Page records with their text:
Start of Block
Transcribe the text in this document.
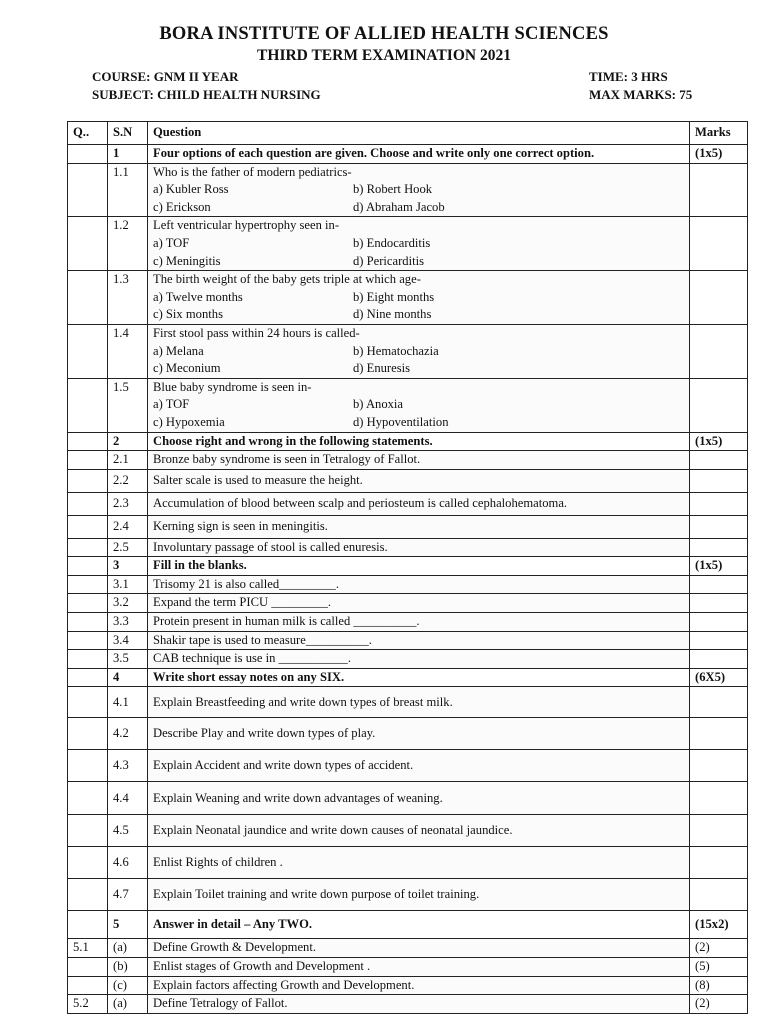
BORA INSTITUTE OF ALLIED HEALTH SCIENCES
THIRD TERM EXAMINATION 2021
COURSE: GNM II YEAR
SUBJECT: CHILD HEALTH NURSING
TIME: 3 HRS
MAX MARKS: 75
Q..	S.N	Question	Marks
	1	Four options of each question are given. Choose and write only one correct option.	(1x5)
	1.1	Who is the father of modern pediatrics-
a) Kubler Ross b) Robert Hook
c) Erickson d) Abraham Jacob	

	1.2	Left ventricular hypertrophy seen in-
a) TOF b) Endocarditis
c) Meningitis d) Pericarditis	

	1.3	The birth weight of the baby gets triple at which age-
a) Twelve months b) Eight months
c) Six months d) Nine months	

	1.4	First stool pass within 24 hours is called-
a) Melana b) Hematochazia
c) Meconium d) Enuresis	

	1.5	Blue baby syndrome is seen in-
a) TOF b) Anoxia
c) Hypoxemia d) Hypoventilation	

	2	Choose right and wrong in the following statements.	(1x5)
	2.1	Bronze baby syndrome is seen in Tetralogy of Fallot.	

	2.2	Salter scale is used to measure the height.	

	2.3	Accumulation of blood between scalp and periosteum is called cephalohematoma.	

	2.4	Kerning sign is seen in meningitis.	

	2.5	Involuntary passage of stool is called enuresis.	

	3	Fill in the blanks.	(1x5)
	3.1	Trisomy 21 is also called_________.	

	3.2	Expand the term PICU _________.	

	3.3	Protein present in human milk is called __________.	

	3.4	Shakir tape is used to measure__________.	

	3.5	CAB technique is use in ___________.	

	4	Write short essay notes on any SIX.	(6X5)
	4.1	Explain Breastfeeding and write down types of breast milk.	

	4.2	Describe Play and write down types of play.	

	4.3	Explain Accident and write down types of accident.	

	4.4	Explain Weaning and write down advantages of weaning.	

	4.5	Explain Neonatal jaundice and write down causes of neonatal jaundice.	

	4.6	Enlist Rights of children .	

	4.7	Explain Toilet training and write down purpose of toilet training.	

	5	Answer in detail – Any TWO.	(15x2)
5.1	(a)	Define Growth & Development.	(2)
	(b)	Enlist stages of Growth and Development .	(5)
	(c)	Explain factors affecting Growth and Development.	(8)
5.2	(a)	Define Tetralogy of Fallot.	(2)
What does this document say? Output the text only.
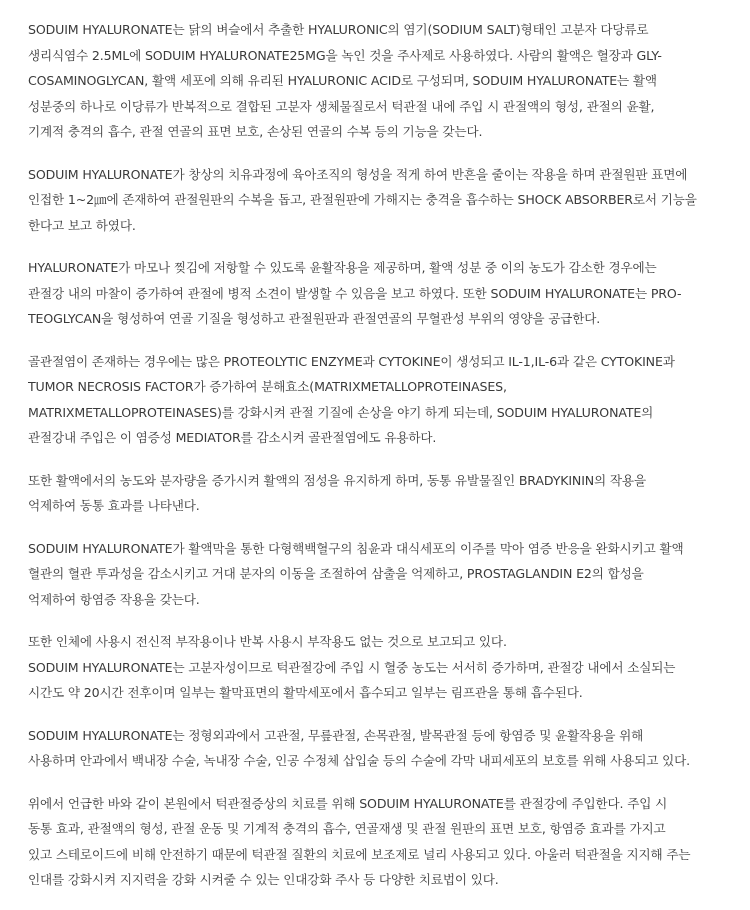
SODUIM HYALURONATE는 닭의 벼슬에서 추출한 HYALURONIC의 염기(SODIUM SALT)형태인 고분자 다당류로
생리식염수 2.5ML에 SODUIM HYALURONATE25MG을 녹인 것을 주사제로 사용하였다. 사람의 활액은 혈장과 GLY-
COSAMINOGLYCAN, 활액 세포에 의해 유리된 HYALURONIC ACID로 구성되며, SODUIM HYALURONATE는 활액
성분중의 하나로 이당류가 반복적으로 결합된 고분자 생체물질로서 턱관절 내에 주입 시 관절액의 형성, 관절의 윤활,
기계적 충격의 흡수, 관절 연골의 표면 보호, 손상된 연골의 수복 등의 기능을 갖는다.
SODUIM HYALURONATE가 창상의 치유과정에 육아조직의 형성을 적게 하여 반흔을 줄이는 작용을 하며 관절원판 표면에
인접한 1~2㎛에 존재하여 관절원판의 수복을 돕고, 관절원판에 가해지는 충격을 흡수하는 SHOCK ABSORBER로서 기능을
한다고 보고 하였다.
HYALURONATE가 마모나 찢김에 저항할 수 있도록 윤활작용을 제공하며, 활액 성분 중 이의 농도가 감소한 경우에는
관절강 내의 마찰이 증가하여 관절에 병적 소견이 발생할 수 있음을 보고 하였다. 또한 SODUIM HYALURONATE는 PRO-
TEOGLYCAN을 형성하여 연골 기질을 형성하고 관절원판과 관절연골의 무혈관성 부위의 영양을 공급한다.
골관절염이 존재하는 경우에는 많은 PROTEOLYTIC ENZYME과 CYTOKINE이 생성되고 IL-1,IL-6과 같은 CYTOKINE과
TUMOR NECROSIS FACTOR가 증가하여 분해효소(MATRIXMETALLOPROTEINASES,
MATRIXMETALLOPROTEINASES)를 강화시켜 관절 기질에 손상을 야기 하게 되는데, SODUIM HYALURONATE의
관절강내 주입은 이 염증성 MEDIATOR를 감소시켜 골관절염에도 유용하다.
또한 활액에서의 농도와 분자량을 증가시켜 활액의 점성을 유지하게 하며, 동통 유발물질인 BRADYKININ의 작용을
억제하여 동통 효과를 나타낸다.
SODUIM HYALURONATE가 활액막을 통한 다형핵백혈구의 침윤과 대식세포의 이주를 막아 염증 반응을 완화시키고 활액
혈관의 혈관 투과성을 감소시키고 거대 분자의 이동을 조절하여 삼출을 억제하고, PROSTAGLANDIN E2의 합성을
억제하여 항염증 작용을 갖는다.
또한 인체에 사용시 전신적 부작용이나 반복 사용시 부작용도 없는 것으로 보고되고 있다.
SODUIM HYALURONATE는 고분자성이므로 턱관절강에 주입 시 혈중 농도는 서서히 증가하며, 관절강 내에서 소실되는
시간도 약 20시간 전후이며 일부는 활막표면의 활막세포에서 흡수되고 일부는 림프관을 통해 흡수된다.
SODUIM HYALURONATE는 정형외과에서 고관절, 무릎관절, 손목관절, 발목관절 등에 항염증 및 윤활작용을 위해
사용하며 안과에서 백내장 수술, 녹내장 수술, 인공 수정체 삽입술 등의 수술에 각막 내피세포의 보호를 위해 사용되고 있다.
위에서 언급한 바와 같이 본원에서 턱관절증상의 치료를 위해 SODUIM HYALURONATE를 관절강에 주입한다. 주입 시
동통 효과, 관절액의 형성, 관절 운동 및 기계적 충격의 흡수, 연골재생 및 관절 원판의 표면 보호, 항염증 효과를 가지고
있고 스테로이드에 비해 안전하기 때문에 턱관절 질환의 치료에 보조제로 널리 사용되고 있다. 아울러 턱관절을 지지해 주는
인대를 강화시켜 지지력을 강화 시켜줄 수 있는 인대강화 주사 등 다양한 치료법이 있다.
End of Block
Start of Block
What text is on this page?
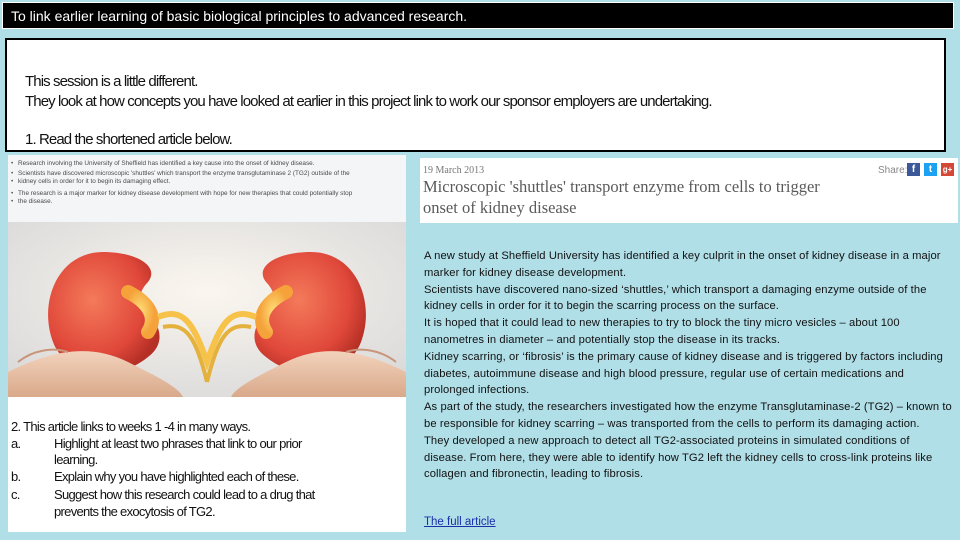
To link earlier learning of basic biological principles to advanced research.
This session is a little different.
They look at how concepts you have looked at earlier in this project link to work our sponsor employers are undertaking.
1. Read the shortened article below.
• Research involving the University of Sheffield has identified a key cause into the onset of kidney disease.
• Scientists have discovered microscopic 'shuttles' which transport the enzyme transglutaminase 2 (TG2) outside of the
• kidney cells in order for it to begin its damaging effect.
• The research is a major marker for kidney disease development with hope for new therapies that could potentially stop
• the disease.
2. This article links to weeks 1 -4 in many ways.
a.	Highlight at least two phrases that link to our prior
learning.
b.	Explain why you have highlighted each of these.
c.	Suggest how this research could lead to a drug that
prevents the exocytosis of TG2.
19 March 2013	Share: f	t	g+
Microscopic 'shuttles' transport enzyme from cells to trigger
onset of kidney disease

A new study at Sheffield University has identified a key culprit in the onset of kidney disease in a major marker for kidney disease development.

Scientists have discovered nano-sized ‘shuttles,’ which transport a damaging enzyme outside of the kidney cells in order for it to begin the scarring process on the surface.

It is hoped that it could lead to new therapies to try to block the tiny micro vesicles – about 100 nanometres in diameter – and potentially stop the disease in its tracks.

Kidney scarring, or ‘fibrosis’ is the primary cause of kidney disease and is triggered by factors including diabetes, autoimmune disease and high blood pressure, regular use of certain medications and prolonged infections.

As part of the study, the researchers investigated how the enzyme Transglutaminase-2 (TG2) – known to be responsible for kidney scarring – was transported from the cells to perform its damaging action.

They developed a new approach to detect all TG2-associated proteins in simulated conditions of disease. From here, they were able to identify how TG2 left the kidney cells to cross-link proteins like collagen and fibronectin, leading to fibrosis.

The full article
End of Block
**Work required**.
For the records above, count the lines that contain the word "HEALTH" and give only that number.

**Answer section**.
2